:: RECORD EXCERPTS ::

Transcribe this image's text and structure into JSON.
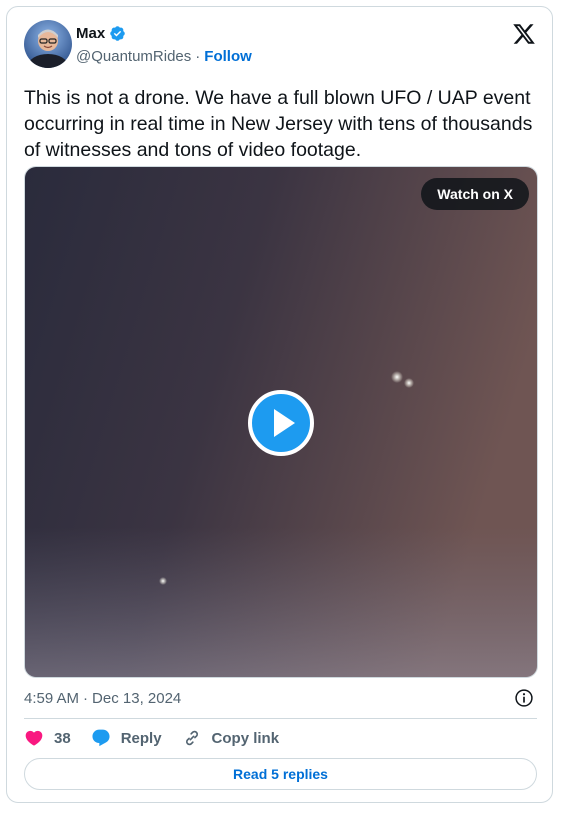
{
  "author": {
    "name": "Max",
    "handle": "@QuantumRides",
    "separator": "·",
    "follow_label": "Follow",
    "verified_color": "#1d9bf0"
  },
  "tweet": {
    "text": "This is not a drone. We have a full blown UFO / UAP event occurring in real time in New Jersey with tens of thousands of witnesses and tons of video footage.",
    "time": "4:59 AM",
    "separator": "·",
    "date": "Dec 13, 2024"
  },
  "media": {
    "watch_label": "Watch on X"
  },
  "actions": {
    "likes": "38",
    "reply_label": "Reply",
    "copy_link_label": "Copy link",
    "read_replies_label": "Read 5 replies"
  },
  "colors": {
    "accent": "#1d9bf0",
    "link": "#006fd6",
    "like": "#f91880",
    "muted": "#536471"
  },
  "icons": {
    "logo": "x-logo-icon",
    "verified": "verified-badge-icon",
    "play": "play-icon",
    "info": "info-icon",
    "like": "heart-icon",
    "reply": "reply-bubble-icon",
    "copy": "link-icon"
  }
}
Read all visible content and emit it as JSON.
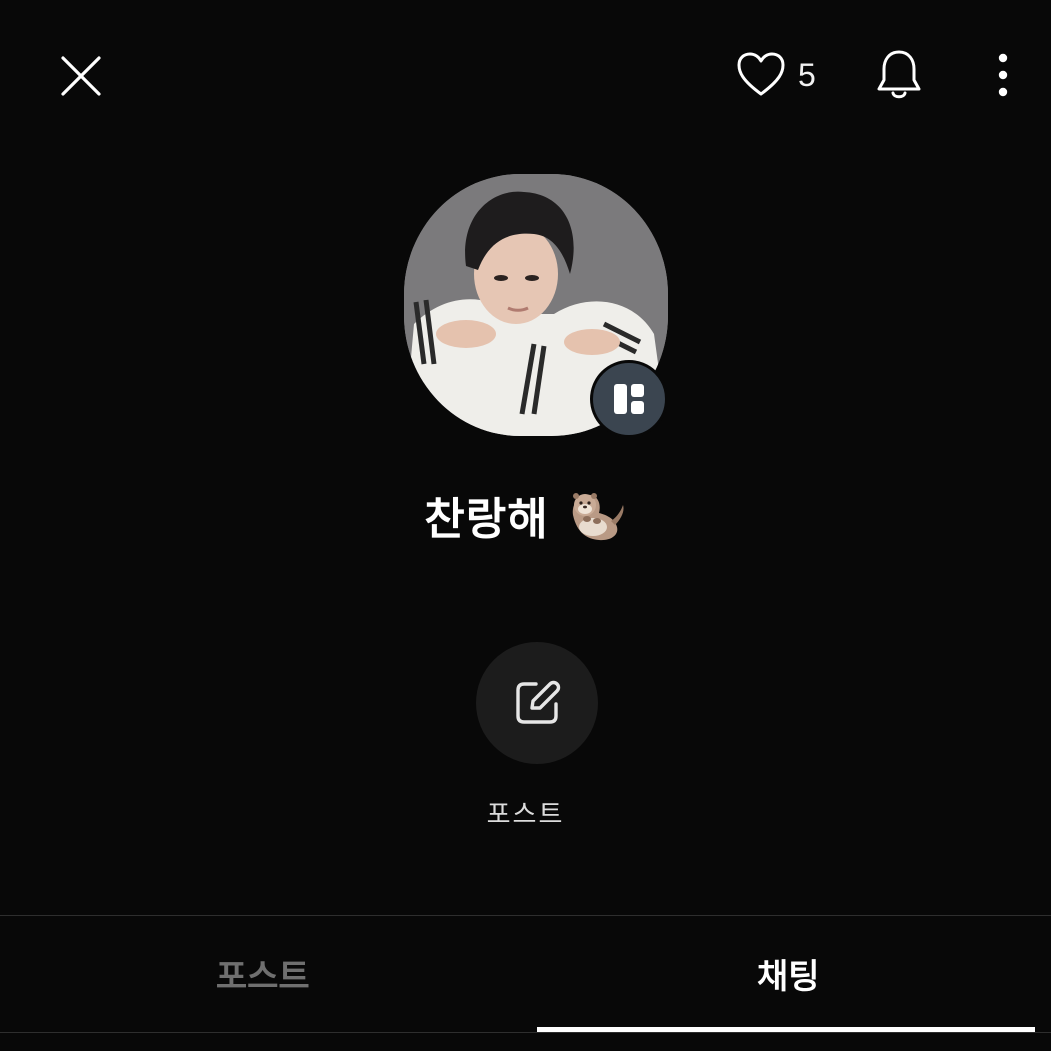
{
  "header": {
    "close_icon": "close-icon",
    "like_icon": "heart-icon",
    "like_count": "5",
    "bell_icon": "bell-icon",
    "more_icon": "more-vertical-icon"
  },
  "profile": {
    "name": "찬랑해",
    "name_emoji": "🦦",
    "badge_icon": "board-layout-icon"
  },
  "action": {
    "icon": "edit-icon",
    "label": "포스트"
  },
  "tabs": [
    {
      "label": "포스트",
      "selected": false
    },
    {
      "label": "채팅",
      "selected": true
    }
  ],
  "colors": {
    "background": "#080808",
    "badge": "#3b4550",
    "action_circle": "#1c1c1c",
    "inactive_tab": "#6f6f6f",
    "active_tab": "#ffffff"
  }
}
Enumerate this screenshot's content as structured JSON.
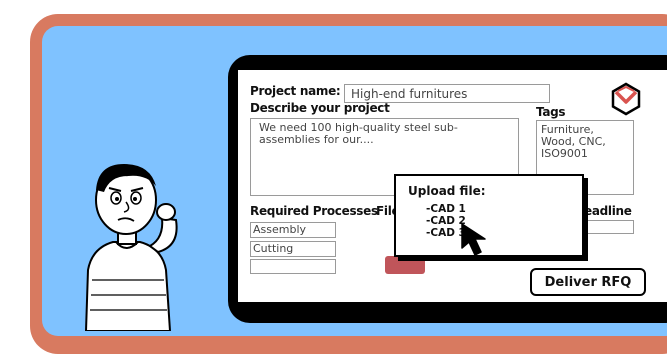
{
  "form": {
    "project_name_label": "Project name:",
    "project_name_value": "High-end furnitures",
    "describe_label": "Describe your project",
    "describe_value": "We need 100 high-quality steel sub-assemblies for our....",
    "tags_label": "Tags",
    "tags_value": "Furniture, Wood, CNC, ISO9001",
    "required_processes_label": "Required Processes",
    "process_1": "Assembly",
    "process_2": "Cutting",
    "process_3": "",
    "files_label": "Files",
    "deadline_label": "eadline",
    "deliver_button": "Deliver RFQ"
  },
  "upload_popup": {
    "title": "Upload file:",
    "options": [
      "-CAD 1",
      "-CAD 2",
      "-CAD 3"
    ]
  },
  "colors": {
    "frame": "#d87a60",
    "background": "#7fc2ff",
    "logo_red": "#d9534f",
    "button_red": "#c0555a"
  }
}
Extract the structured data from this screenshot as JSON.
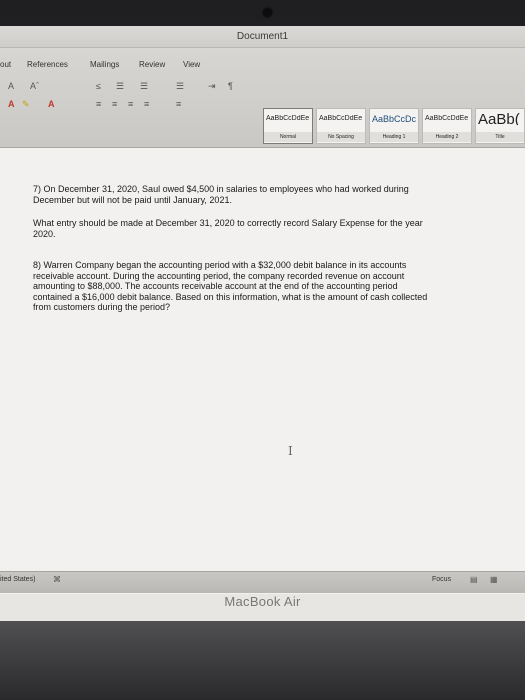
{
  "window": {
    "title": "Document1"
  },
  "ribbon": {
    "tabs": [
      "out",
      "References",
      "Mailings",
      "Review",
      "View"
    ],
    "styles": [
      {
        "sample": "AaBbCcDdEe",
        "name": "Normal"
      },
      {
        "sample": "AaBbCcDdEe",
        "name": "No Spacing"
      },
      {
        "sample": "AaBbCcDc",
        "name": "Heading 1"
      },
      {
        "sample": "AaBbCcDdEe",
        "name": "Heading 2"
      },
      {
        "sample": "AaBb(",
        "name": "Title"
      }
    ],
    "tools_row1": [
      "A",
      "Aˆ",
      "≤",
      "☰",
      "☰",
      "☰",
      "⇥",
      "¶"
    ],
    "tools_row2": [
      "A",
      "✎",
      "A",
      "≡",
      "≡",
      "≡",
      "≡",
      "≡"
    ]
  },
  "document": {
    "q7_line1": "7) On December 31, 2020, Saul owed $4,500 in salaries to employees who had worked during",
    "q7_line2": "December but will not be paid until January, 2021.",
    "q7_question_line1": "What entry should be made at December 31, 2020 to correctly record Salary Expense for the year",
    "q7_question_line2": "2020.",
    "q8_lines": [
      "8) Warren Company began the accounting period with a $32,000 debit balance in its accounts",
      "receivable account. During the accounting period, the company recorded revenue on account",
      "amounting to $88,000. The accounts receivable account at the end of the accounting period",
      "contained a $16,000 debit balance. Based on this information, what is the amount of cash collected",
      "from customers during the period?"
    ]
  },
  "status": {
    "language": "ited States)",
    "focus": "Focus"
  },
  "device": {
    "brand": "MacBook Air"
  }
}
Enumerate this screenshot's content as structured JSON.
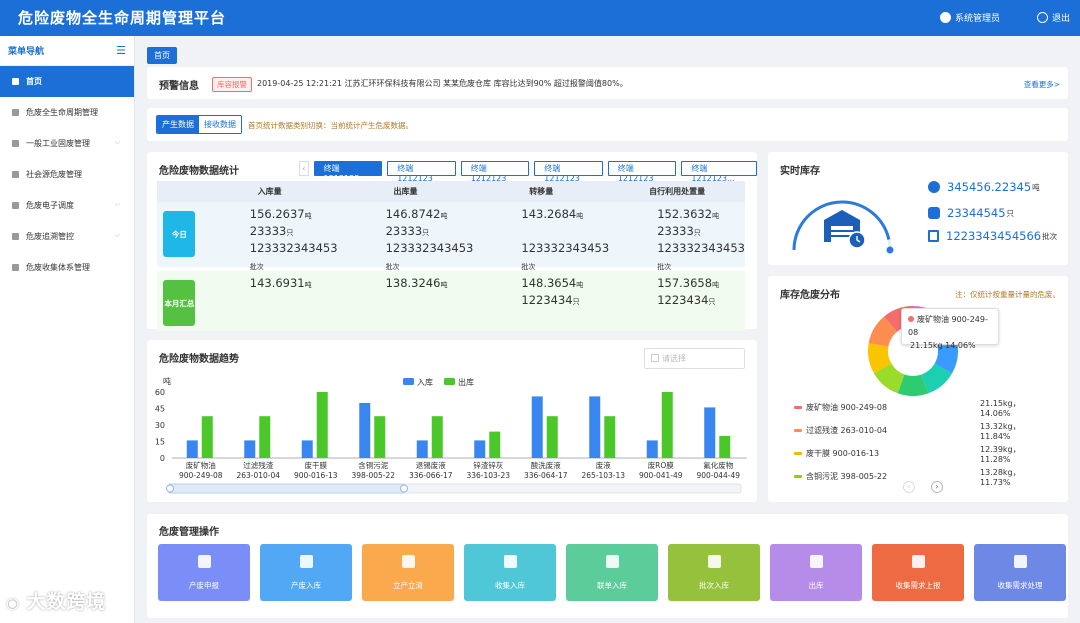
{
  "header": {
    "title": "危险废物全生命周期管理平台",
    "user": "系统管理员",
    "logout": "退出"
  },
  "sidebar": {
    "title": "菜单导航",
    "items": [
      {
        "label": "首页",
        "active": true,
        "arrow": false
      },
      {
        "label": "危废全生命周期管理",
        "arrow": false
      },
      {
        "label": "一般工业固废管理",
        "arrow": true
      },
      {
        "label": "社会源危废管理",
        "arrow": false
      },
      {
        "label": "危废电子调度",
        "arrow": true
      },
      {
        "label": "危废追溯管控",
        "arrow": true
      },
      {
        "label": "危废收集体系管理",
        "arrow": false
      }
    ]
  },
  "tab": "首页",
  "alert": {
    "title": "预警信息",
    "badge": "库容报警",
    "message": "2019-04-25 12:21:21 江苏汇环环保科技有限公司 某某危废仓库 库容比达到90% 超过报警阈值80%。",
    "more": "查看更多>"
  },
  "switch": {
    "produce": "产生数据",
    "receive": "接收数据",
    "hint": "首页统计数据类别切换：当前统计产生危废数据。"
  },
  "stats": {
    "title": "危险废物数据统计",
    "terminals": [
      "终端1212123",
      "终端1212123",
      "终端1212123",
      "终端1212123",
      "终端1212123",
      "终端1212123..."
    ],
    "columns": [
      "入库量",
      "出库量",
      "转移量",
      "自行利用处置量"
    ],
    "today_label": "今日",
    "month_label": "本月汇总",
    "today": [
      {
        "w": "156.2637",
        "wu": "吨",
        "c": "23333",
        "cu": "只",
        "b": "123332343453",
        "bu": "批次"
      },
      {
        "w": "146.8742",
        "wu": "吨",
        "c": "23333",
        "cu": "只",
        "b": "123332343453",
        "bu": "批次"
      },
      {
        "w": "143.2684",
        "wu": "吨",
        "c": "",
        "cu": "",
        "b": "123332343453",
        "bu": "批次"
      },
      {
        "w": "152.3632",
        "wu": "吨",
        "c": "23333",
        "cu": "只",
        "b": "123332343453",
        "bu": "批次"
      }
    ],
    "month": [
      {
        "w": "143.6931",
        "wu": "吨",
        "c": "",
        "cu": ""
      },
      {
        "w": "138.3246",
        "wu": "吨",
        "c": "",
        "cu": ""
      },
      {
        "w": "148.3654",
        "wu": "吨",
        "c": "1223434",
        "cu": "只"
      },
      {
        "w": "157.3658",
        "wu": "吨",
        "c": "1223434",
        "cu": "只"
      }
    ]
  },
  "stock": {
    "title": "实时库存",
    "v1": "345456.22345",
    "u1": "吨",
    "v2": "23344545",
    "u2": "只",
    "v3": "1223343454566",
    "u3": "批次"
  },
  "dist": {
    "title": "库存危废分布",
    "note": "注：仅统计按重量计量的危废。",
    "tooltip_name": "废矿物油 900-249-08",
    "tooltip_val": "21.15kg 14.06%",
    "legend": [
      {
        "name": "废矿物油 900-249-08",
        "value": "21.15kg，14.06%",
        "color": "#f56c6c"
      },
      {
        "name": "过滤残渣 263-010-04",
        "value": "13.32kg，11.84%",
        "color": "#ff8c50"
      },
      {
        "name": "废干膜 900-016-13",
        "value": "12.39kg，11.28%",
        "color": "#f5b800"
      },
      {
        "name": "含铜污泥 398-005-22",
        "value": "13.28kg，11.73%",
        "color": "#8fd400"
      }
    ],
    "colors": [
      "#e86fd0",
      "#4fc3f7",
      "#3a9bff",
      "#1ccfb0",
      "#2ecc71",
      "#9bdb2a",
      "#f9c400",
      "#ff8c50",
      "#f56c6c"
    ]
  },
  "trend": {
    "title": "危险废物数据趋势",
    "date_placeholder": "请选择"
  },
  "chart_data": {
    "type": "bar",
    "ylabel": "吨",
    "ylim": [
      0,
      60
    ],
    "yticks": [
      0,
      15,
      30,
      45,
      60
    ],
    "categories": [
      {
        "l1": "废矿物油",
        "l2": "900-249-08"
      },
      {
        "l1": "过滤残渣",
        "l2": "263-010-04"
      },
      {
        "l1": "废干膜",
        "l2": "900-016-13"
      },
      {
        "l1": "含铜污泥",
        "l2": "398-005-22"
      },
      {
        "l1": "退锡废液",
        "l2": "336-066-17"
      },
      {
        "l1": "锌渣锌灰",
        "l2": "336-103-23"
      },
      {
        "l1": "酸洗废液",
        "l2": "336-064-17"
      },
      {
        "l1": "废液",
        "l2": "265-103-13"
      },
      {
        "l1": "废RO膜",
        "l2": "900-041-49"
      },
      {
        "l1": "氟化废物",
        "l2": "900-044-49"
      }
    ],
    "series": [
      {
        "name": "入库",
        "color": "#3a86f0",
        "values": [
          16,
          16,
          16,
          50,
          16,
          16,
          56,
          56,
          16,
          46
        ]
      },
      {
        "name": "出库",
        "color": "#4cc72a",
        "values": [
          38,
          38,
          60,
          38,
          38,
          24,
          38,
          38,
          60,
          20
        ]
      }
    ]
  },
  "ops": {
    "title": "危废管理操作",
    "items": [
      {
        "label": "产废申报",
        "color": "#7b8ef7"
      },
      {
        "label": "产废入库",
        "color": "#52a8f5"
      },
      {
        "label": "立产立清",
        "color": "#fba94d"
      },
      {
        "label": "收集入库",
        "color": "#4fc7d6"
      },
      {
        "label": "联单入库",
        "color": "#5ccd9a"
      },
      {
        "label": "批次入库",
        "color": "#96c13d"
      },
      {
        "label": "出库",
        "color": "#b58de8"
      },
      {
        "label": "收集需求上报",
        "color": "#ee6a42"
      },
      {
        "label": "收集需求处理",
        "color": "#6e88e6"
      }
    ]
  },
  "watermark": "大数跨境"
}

:::

STATED GOAL: Select and copy every line from the records that includes the word "receivable".

ANSWER TO THE PROBLEM:
      "receivable account. During the accounting period, the company recorded revenue on account",
      "amounting to $88,000. The accounts receivable account at the end of the accounting period",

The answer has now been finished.